§ What to work on:
How many of the lines that follow contain the word "using"? Give only the number.

(Recorded data)
- - -
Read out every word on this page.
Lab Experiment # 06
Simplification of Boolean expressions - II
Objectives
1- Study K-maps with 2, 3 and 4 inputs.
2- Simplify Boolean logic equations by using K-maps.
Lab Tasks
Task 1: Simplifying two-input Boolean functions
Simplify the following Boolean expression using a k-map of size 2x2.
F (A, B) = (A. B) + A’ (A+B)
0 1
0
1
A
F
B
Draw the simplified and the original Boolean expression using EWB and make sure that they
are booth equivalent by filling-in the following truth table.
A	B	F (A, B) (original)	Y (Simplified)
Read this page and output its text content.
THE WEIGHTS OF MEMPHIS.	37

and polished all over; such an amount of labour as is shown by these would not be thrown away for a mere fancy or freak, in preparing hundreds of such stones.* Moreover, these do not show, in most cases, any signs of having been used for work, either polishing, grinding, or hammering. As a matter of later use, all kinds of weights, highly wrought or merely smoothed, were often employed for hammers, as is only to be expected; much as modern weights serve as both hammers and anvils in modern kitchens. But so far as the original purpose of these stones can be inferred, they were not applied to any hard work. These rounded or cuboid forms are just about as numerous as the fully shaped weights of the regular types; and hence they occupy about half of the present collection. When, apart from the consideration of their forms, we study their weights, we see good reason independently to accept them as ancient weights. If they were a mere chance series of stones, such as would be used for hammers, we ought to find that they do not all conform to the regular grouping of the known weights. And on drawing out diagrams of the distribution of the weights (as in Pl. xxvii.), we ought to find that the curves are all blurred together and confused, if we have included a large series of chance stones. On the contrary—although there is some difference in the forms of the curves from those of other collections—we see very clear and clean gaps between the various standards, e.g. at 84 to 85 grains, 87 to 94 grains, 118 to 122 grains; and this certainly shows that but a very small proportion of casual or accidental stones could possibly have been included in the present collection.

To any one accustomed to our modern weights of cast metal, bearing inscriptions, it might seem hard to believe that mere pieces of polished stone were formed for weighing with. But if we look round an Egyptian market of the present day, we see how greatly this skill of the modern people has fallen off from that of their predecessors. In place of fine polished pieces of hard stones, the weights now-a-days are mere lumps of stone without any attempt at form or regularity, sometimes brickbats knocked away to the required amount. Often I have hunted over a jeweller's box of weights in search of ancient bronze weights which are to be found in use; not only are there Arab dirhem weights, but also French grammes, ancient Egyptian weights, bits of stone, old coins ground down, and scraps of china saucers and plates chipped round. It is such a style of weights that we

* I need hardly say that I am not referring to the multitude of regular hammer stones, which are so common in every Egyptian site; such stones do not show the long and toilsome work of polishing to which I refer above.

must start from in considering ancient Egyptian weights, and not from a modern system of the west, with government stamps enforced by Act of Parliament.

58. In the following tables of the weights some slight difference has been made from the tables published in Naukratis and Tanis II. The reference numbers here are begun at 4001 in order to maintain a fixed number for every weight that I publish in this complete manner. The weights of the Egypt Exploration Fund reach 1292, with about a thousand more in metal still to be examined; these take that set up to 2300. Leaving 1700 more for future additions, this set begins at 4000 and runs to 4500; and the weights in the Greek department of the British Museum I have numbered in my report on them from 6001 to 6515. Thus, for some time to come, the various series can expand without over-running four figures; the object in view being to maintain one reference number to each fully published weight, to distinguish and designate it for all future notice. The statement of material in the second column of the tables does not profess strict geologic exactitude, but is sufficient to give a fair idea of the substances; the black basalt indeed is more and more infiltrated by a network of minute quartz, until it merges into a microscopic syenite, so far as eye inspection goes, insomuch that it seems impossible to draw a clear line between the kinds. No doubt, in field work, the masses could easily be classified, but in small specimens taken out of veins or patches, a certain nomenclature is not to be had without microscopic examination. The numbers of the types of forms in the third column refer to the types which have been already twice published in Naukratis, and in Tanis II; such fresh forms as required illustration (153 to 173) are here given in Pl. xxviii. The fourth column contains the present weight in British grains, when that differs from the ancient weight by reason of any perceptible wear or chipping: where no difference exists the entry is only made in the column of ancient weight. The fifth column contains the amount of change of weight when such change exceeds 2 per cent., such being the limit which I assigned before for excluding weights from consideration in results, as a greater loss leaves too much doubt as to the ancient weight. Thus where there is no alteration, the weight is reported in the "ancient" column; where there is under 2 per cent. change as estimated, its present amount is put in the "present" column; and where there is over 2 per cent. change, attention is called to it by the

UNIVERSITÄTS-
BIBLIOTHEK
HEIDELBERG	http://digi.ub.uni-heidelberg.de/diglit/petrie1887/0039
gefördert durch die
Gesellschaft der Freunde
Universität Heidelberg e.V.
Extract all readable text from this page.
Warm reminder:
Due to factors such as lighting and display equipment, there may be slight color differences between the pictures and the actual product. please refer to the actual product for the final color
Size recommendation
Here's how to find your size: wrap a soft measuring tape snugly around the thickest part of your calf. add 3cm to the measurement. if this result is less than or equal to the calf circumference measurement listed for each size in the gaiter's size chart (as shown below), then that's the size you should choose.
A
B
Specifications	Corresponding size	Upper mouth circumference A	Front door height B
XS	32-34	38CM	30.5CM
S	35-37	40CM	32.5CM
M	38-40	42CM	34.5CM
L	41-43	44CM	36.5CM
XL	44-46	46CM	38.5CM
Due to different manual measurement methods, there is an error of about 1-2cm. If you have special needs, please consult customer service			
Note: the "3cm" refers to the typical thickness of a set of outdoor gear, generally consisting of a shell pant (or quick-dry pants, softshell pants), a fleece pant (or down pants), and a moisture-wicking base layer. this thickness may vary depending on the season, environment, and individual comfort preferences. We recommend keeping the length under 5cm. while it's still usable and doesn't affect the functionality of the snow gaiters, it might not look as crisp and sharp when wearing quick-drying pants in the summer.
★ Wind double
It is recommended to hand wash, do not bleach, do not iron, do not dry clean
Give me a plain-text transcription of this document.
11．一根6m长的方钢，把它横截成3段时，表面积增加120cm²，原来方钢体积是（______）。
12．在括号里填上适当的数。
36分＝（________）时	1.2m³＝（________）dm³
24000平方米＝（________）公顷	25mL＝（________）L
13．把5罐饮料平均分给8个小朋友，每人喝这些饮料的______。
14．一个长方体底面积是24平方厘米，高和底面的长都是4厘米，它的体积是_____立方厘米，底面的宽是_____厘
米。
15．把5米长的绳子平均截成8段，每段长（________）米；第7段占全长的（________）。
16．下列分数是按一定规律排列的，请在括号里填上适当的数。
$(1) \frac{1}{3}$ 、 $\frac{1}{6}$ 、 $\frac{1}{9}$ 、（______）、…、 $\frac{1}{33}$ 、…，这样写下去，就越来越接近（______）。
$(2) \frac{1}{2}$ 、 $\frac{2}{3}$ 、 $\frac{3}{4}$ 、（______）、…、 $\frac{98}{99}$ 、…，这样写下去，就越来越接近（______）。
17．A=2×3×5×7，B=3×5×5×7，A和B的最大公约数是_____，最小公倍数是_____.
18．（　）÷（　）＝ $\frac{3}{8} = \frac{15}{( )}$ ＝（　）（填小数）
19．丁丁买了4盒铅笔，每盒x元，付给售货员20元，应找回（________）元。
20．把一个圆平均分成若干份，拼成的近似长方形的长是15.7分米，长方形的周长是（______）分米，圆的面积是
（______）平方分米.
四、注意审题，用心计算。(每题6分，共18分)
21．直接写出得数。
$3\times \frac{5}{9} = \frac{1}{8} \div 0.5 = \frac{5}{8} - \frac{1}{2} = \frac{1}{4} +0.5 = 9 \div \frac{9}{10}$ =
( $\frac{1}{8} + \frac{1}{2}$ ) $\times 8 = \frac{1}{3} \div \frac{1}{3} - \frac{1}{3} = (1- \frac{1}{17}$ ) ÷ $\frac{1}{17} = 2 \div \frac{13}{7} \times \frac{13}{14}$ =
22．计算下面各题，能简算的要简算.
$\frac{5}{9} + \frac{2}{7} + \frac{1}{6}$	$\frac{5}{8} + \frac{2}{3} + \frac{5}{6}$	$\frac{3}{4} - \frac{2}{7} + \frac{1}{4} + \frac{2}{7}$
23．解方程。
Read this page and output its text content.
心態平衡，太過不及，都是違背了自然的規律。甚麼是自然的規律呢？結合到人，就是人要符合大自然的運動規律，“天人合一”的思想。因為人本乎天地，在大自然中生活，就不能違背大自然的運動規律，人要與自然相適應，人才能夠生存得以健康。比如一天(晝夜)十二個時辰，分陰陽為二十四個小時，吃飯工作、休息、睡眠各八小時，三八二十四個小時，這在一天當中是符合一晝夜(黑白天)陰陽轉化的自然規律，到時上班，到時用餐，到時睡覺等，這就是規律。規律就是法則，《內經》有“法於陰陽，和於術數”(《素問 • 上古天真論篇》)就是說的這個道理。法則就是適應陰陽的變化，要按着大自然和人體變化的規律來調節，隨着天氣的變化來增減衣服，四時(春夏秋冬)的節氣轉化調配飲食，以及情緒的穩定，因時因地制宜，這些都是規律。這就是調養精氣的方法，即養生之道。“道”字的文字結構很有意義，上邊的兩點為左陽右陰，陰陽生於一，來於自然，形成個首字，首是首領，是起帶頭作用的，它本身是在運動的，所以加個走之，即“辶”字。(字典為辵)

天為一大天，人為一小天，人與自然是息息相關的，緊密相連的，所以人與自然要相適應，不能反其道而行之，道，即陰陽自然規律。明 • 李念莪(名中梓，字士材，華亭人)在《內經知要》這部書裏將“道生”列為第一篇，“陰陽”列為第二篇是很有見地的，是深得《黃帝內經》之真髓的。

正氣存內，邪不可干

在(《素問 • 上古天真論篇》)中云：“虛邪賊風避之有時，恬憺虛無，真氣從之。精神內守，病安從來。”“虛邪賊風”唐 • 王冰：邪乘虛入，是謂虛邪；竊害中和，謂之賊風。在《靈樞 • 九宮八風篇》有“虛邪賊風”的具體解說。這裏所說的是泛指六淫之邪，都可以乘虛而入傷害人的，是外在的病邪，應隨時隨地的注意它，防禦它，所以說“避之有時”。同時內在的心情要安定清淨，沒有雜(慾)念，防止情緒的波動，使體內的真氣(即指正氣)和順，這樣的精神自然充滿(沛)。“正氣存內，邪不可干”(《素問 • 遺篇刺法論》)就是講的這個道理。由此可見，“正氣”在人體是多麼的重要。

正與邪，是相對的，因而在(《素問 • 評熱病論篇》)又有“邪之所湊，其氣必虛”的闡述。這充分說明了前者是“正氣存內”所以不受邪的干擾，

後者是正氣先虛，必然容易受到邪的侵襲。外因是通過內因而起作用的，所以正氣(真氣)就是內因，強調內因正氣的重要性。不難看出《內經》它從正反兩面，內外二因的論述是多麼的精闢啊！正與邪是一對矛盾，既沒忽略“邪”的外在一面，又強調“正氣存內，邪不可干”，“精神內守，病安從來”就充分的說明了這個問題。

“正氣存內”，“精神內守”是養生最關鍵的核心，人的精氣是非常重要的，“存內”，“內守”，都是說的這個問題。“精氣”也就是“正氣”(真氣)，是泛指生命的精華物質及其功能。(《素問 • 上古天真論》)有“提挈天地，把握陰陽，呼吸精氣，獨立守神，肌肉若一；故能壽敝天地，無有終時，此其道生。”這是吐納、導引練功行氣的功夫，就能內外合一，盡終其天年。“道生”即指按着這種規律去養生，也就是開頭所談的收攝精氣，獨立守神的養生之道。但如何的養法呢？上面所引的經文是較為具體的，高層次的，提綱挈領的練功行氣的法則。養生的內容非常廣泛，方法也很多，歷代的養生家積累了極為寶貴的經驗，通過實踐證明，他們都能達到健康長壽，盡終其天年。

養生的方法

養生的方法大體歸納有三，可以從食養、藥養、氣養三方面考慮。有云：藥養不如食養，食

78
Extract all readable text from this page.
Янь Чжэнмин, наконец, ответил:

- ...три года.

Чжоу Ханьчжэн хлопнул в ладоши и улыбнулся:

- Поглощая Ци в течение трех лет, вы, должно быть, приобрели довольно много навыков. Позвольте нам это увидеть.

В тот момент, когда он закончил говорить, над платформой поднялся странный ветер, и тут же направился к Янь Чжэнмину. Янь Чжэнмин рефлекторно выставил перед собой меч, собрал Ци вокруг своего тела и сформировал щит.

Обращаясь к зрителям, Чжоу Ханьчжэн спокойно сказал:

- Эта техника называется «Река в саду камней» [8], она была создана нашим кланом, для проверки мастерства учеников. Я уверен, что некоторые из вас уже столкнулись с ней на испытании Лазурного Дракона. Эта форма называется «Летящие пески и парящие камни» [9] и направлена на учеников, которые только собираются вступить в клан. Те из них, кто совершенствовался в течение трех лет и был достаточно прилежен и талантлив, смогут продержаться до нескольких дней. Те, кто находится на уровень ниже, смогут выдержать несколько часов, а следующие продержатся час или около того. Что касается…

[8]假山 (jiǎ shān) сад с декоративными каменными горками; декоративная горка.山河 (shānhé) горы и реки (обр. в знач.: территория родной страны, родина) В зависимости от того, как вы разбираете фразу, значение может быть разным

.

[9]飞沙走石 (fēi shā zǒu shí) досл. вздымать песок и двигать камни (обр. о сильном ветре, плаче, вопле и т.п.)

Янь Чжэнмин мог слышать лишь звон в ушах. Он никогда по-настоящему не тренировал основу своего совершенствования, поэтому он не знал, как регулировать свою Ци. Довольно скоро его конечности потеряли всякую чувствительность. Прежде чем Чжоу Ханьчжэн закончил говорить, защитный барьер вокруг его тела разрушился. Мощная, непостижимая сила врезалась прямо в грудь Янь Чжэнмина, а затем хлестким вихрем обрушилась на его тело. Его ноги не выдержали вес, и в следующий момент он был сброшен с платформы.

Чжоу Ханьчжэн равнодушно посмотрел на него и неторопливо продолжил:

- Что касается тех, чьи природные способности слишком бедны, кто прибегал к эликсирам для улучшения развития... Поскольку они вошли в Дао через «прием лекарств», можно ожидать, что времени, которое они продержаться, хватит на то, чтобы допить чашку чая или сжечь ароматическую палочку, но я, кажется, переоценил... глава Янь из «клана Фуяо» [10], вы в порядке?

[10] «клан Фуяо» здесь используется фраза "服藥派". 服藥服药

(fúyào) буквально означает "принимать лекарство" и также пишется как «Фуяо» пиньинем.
- - -
§ Result below:
3